◆ Material provided:

——————

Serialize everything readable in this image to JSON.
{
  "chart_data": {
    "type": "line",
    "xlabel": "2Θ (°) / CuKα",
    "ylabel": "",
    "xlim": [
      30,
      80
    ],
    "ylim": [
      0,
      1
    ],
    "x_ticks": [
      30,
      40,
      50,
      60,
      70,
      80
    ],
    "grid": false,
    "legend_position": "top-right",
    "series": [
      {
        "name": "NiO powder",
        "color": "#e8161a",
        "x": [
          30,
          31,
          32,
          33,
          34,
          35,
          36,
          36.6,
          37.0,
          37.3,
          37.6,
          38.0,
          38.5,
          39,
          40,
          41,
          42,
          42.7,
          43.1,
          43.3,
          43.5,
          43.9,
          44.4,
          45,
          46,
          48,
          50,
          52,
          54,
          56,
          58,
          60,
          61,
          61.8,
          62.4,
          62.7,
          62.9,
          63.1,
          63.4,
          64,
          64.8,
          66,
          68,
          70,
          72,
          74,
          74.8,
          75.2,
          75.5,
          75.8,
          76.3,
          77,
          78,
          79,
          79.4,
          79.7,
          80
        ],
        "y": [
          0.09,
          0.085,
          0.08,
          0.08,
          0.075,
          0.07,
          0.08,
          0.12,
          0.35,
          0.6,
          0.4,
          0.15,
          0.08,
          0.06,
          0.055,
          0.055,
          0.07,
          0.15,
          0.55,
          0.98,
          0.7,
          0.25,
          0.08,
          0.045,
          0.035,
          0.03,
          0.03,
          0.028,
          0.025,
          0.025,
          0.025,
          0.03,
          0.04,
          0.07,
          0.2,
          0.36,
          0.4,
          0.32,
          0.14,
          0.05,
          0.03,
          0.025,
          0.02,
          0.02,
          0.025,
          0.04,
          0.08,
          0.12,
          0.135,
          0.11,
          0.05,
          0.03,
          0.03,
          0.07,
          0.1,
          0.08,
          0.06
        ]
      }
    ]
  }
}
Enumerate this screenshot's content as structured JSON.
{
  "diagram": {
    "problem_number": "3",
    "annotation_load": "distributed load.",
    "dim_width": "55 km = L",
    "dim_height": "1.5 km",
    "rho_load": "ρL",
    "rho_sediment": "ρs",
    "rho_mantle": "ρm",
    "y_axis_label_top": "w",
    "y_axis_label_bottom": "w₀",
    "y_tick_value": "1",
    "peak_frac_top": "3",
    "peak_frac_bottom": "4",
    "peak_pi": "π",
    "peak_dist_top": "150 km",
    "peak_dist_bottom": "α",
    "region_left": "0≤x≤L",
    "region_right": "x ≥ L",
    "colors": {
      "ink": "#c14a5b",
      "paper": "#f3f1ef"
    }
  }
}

——————

◆ Task instructions:
Each line that has the word "this" should be copied.

◆ Completed exercise:
Serialize everything readable in this image to JSON.
Enumerate this screenshot's content as structured JSON.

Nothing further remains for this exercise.